[Stored items from a collection]
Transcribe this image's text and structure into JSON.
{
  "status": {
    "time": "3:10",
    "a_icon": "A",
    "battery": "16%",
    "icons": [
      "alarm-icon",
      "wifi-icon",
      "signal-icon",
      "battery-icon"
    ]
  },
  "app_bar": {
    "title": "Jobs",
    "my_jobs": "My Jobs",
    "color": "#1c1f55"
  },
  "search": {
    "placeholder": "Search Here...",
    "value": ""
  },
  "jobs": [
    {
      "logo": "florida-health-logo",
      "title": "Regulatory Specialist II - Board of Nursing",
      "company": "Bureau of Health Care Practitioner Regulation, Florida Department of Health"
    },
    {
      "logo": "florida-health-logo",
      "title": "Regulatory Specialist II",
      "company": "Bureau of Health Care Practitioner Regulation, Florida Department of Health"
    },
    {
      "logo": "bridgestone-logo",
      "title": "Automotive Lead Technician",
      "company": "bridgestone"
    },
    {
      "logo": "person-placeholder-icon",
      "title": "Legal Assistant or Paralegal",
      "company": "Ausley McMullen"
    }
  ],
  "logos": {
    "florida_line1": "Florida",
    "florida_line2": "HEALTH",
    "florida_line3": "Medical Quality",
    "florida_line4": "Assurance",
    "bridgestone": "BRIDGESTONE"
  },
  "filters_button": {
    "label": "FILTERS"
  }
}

**REQUIRED TASK**
Find the lines above holding the word "company" and show them.

**REPLY TO THE EXERCISE**
      "company": "Bureau of Health Care Practitioner Regulation, Florida Department of Health"
      "company": "Bureau of Health Care Practitioner Regulation, Florida Department of Health"
      "company": "bridgestone"
      "company": "Ausley McMullen"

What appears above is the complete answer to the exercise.